> **Given records**
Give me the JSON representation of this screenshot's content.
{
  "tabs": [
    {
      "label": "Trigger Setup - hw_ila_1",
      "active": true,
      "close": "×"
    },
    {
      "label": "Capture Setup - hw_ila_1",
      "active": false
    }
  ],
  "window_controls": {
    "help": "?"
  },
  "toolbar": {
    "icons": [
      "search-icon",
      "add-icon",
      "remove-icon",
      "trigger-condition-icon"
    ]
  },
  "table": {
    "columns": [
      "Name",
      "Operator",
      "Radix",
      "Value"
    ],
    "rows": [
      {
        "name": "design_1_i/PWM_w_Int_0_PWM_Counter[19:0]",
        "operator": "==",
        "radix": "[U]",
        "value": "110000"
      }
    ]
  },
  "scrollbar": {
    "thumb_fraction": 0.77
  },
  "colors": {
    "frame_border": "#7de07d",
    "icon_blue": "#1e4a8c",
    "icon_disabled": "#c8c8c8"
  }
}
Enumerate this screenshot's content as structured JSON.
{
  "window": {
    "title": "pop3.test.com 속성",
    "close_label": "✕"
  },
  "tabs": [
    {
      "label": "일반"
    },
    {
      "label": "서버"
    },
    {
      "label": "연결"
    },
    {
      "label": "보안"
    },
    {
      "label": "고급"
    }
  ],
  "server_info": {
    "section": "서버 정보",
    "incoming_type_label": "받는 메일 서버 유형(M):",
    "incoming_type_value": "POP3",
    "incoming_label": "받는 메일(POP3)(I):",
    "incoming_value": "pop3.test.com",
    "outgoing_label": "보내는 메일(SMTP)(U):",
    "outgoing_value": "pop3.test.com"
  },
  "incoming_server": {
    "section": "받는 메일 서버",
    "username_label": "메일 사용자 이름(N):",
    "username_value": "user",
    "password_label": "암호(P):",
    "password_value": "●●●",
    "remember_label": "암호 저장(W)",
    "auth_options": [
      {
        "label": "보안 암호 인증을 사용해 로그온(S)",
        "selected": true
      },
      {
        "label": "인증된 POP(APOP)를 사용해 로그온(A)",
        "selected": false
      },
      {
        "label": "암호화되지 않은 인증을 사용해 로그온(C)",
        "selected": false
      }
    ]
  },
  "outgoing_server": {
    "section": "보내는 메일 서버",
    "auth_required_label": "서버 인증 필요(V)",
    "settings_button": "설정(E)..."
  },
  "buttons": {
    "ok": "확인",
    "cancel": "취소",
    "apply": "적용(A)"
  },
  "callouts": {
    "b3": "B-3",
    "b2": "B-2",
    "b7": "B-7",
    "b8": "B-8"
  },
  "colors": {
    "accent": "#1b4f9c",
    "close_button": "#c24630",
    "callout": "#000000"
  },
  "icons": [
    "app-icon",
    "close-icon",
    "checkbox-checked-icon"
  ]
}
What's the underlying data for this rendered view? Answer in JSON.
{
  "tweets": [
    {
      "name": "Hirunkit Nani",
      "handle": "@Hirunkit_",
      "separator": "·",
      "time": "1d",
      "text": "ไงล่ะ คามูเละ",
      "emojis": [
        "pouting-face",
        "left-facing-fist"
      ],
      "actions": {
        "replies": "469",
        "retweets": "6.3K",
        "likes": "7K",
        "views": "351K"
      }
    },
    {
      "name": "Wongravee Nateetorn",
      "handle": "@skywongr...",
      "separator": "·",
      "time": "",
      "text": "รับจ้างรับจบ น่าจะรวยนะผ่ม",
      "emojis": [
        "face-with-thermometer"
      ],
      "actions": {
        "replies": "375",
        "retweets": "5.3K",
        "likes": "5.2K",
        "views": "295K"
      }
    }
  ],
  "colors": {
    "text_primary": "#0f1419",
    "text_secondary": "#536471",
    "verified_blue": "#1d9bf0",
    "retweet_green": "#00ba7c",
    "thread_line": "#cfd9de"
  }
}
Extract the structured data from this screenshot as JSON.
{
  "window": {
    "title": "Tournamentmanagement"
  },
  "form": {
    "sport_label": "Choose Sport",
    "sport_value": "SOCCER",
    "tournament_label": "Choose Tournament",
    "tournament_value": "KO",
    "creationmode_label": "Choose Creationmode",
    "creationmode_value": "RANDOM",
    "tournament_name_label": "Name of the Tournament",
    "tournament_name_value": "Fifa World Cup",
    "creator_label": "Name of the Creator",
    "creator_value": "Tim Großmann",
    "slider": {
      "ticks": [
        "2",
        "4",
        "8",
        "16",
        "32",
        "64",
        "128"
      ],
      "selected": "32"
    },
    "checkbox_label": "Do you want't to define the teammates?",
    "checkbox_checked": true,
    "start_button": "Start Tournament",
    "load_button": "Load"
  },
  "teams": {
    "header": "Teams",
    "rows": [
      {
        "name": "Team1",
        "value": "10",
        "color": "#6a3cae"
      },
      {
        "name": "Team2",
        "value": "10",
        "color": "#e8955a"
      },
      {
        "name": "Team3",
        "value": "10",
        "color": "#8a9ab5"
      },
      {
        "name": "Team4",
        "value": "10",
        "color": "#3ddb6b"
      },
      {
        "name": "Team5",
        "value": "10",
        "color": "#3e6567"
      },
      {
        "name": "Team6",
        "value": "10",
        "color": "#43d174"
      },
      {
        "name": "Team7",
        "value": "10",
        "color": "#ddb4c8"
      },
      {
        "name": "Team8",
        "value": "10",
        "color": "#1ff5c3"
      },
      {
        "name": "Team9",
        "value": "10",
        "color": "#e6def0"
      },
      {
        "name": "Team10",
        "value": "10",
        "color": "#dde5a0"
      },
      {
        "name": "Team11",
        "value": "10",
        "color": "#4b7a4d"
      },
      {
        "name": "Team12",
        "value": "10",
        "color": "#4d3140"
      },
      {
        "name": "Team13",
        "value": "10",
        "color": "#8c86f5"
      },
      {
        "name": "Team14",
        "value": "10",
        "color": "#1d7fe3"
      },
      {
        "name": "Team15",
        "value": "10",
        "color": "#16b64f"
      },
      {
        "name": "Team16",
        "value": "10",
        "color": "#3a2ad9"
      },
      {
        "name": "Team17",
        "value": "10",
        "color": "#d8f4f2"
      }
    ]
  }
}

> **Problem requirements**
Copy out the whole listing exactly as written.

> **Worked answer**
Give me the JSON representation of this screenshot's content.
{
  "tabs": [
    {
      "label": "Trigger Setup - hw_ila_1",
      "active": true,
      "close": "×"
    },
    {
      "label": "Capture Setup - hw_ila_1",
      "active": false
    }
  ],
  "window_controls": {
    "help": "?"
  },
  "toolbar": {
    "icons": [
      "search-icon",
      "add-icon",
      "remove-icon",
      "trigger-condition-icon"
    ]
  },
  "table": {
    "columns": [
      "Name",
      "Operator",
      "Radix",
      "Value"
    ],
    "rows": [
      {
        "name": "design_1_i/PWM_w_Int_0_PWM_Counter[19:0]",
        "operator": "==",
        "radix": "[U]",
        "value": "110000"
      }
    ]
  },
  "scrollbar": {
    "thumb_fraction": 0.77
  },
  "colors": {
    "frame_border": "#7de07d",
    "icon_blue": "#1e4a8c",
    "icon_disabled": "#c8c8c8"
  }
}
Enumerate this screenshot's content as structured JSON.
{
  "window": {
    "title": "pop3.test.com 속성",
    "close_label": "✕"
  },
  "tabs": [
    {
      "label": "일반"
    },
    {
      "label": "서버"
    },
    {
      "label": "연결"
    },
    {
      "label": "보안"
    },
    {
      "label": "고급"
    }
  ],
  "server_info": {
    "section": "서버 정보",
    "incoming_type_label": "받는 메일 서버 유형(M):",
    "incoming_type_value": "POP3",
    "incoming_label": "받는 메일(POP3)(I):",
    "incoming_value": "pop3.test.com",
    "outgoing_label": "보내는 메일(SMTP)(U):",
    "outgoing_value": "pop3.test.com"
  },
  "incoming_server": {
    "section": "받는 메일 서버",
    "username_label": "메일 사용자 이름(N):",
    "username_value": "user",
    "password_label": "암호(P):",
    "password_value": "●●●",
    "remember_label": "암호 저장(W)",
    "auth_options": [
      {
        "label": "보안 암호 인증을 사용해 로그온(S)",
        "selected": true
      },
      {
        "label": "인증된 POP(APOP)를 사용해 로그온(A)",
        "selected": false
      },
      {
        "label": "암호화되지 않은 인증을 사용해 로그온(C)",
        "selected": false
      }
    ]
  },
  "outgoing_server": {
    "section": "보내는 메일 서버",
    "auth_required_label": "서버 인증 필요(V)",
    "settings_button": "설정(E)..."
  },
  "buttons": {
    "ok": "확인",
    "cancel": "취소",
    "apply": "적용(A)"
  },
  "callouts": {
    "b3": "B-3",
    "b2": "B-2",
    "b7": "B-7",
    "b8": "B-8"
  },
  "colors": {
    "accent": "#1b4f9c",
    "close_button": "#c24630",
    "callout": "#000000"
  },
  "icons": [
    "app-icon",
    "close-icon",
    "checkbox-checked-icon"
  ]
}
What's the underlying data for this rendered view? Answer in JSON.
{
  "tweets": [
    {
      "name": "Hirunkit Nani",
      "handle": "@Hirunkit_",
      "separator": "·",
      "time": "1d",
      "text": "ไงล่ะ คามูเละ",
      "emojis": [
        "pouting-face",
        "left-facing-fist"
      ],
      "actions": {
        "replies": "469",
        "retweets": "6.3K",
        "likes": "7K",
        "views": "351K"
      }
    },
    {
      "name": "Wongravee Nateetorn",
      "handle": "@skywongr...",
      "separator": "·",
      "time": "",
      "text": "รับจ้างรับจบ น่าจะรวยนะผ่ม",
      "emojis": [
        "face-with-thermometer"
      ],
      "actions": {
        "replies": "375",
        "retweets": "5.3K",
        "likes": "5.2K",
        "views": "295K"
      }
    }
  ],
  "colors": {
    "text_primary": "#0f1419",
    "text_secondary": "#536471",
    "verified_blue": "#1d9bf0",
    "retweet_green": "#00ba7c",
    "thread_line": "#cfd9de"
  }
}
Extract the structured data from this screenshot as JSON.
{
  "window": {
    "title": "Tournamentmanagement"
  },
  "form": {
    "sport_label": "Choose Sport",
    "sport_value": "SOCCER",
    "tournament_label": "Choose Tournament",
    "tournament_value": "KO",
    "creationmode_label": "Choose Creationmode",
    "creationmode_value": "RANDOM",
    "tournament_name_label": "Name of the Tournament",
    "tournament_name_value": "Fifa World Cup",
    "creator_label": "Name of the Creator",
    "creator_value": "Tim Großmann",
    "slider": {
      "ticks": [
        "2",
        "4",
        "8",
        "16",
        "32",
        "64",
        "128"
      ],
      "selected": "32"
    },
    "checkbox_label": "Do you want't to define the teammates?",
    "checkbox_checked": true,
    "start_button": "Start Tournament",
    "load_button": "Load"
  },
  "teams": {
    "header": "Teams",
    "rows": [
      {
        "name": "Team1",
        "value": "10",
        "color": "#6a3cae"
      },
      {
        "name": "Team2",
        "value": "10",
        "color": "#e8955a"
      },
      {
        "name": "Team3",
        "value": "10",
        "color": "#8a9ab5"
      },
      {
        "name": "Team4",
        "value": "10",
        "color": "#3ddb6b"
      },
      {
        "name": "Team5",
        "value": "10",
        "color": "#3e6567"
      },
      {
        "name": "Team6",
        "value": "10",
        "color": "#43d174"
      },
      {
        "name": "Team7",
        "value": "10",
        "color": "#ddb4c8"
      },
      {
        "name": "Team8",
        "value": "10",
        "color": "#1ff5c3"
      },
      {
        "name": "Team9",
        "value": "10",
        "color": "#e6def0"
      },
      {
        "name": "Team10",
        "value": "10",
        "color": "#dde5a0"
      },
      {
        "name": "Team11",
        "value": "10",
        "color": "#4b7a4d"
      },
      {
        "name": "Team12",
        "value": "10",
        "color": "#4d3140"
      },
      {
        "name": "Team13",
        "value": "10",
        "color": "#8c86f5"
      },
      {
        "name": "Team14",
        "value": "10",
        "color": "#1d7fe3"
      },
      {
        "name": "Team15",
        "value": "10",
        "color": "#16b64f"
      },
      {
        "name": "Team16",
        "value": "10",
        "color": "#3a2ad9"
      },
      {
        "name": "Team17",
        "value": "10",
        "color": "#d8f4f2"
      }
    ]
  }
}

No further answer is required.